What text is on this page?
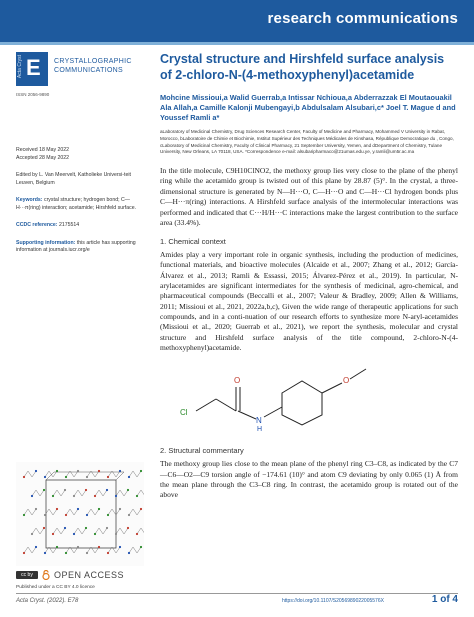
research communications
Acta Cryst E CRYSTALLOGRAPHIC
COMMUNICATIONS
ISSN 2056-9890
Received 18 May 2022
Accepted 28 May 2022
Edited by L. Van Meervelt, Katholieke Universi-teit Leuven, Belgium
Keywords: crystal structure; hydrogen bond; C—H···π(ring) interaction; acetamide; Hirshfeld surface.
CCDC reference: 2175514
Supporting information: this article has supporting information at journals.iucr.org/e
cc by	OPEN ACCESS
Published under a CC BY 4.0 licence
Crystal structure and Hirshfeld surface analysis of 2-chloro-N-(4-methoxyphenyl)acetamide
Mohcine Missioui,a Walid Guerrab,a Intissar Nchioua,a Abderrazzak El Moutaouakil Ala Allah,a Camille Kalonji Mubengayi,b Abdulsalam Alsubari,c* Joel T. Mague d and Youssef Ramli a*
aLaboratory of Medicinal Chemistry, Drug Sciences Research Center, Faculty of Medicine and Pharmacy, Mohammed V University in Rabat, Morocco, bLaboratoire de Chimie et Biochimie, Institut Supérieur des Techniques Médicales de Kinshasa, République Democratique du , Congo, cLaboratory of Medicinal Chemistry, Faculty of Clinical Pharmacy, 21 September University, Yemen, and dDepartment of Chemistry, Tulane University, New Orleans, LA 70118, USA. *Correspondence e-mail: alsubaripharmaco@21umas.edu.ye, y.ramli@um5r.ac.ma

In the title molecule, C9H10ClNO2, the methoxy group lies very close to the plane of the phenyl ring while the acetamido group is twisted out of this plane by 28.87 (5)°. In the crystal, a three-dimensional structure is generated by N—H···O, C—H···O and C—H···Cl hydrogen bonds plus C—H···π(ring) interactions. A Hirshfeld surface analysis of the intermolecular interactions was performed and indicated that C···H/H···C interactions make the largest contribution to the surface area (33.4%).

1. Chemical context

Amides play a very important role in organic synthesis, including the production of medicines, functional materials, and bioactive molecules (Alcaide et al., 2007; Zhang et al., 2012; García-Álvarez et al., 2013; Ramli & Essassi, 2015; Álvarez-Pérez et al., 2019). In particular, N-arylacetamides are significant intermediates for the synthesis of medicinal, agro-chemical, and pharmaceutical compounds (Beccalli et al., 2007; Valeur & Bradley, 2009; Allen & Williams, 2011; Missioui et al., 2021, 2022a,b,c), Given the wide range of therapeutic applications for such compounds, and in a conti-nuation of our research efforts to synthesize more N-aryl-acetamides (Missioui et al., 2020; Guerrab et al., 2021), we report the synthesis, molecular and crystal structure and Hirshfeld surface analysis of the title compound, 2-chloro-N-(4-methoxyphenyl)acetamide.

Cl
O
N
H
O
2. Structural commentary

The methoxy group lies close to the mean plane of the phenyl ring C3–C8, as indicated by the C7—C6—O2—C9 torsion angle of −174.61 (10)° and atom C9 deviating by only 0.065 (1) Å from the mean plane through the C3–C8 ring. In contrast, the acetamido group is rotated out of the above

Acta Cryst. (2022). E78	https://doi.org/10.1107/S2056989022005576X	1 of 4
◆ ◆ ◆ ◆ ◆
* _Instructions to follow_: Pictures stay out; repeat all the rest of the records exactly.

* _Solution to this problem_:
What text is on this page?
research communications
Acta Cryst E CRYSTALLOGRAPHIC
COMMUNICATIONS
ISSN 2056-9890
Received 18 May 2022
Accepted 28 May 2022
Edited by L. Van Meervelt, Katholieke Universi-teit Leuven, Belgium
Keywords: crystal structure; hydrogen bond; C—H···π(ring) interaction; acetamide; Hirshfeld surface.
CCDC reference: 2175514
Supporting information: this article has supporting information at journals.iucr.org/e
cc by	OPEN ACCESS
Published under a CC BY 4.0 licence
Crystal structure and Hirshfeld surface analysis of 2-chloro-N-(4-methoxyphenyl)acetamide
Mohcine Missioui,a Walid Guerrab,a Intissar Nchioua,a Abderrazzak El Moutaouakil Ala Allah,a Camille Kalonji Mubengayi,b Abdulsalam Alsubari,c* Joel T. Mague d and Youssef Ramli a*
aLaboratory of Medicinal Chemistry, Drug Sciences Research Center, Faculty of Medicine and Pharmacy, Mohammed V University in Rabat, Morocco, bLaboratoire de Chimie et Biochimie, Institut Supérieur des Techniques Médicales de Kinshasa, République Democratique du , Congo, cLaboratory of Medicinal Chemistry, Faculty of Clinical Pharmacy, 21 September University, Yemen, and dDepartment of Chemistry, Tulane University, New Orleans, LA 70118, USA. *Correspondence e-mail: alsubaripharmaco@21umas.edu.ye, y.ramli@um5r.ac.ma

In the title molecule, C9H10ClNO2, the methoxy group lies very close to the plane of the phenyl ring while the acetamido group is twisted out of this plane by 28.87 (5)°. In the crystal, a three-dimensional structure is generated by N—H···O, C—H···O and C—H···Cl hydrogen bonds plus C—H···π(ring) interactions. A Hirshfeld surface analysis of the intermolecular interactions was performed and indicated that C···H/H···C interactions make the largest contribution to the surface area (33.4%).

1. Chemical context

Amides play a very important role in organic synthesis, including the production of medicines, functional materials, and bioactive molecules (Alcaide et al., 2007; Zhang et al., 2012; García-Álvarez et al., 2013; Ramli & Essassi, 2015; Álvarez-Pérez et al., 2019). In particular, N-arylacetamides are significant intermediates for the synthesis of medicinal, agro-chemical, and pharmaceutical compounds (Beccalli et al., 2007; Valeur & Bradley, 2009; Allen & Williams, 2011; Missioui et al., 2021, 2022a,b,c), Given the wide range of therapeutic applications for such compounds, and in a conti-nuation of our research efforts to synthesize more N-aryl-acetamides (Missioui et al., 2020; Guerrab et al., 2021), we report the synthesis, molecular and crystal structure and Hirshfeld surface analysis of the title compound, 2-chloro-N-(4-methoxyphenyl)acetamide.

Cl
O
N
H
O
2. Structural commentary

The methoxy group lies close to the mean plane of the phenyl ring C3–C8, as indicated by the C7—C6—O2—C9 torsion angle of −174.61 (10)° and atom C9 deviating by only 0.065 (1) Å from the mean plane through the C3–C8 ring. In contrast, the acetamido group is rotated out of the above

Acta Cryst. (2022). E78	https://doi.org/10.1107/S2056989022005576X	1 of 4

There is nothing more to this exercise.